▶ _EXERCISE REQUIREMENTS_: Copy out all lines of the records in which the word "новыя" appears.

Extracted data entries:

☆ ☆ ☆ ☆

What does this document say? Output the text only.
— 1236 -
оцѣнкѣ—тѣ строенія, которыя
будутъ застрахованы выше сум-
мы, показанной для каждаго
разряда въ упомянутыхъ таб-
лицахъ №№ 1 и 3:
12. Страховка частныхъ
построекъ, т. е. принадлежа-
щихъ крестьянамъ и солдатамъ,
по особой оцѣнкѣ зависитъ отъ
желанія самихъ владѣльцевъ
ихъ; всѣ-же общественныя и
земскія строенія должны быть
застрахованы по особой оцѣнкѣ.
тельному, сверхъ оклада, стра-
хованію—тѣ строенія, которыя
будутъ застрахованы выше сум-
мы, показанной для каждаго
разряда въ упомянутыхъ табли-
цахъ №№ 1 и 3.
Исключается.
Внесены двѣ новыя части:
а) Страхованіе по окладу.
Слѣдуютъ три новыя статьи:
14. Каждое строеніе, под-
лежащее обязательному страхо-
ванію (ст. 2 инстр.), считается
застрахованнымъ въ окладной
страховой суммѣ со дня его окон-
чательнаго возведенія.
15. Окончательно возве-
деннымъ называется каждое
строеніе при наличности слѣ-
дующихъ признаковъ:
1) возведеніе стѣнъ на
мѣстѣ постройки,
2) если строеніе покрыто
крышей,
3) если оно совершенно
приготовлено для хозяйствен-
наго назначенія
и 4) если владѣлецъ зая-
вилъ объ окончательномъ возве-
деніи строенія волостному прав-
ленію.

☆ ☆ ☆ ☆

▶ _WORKED SOLUTION_:
Внесены двѣ новыя части:
Слѣдуютъ три новыя статьи:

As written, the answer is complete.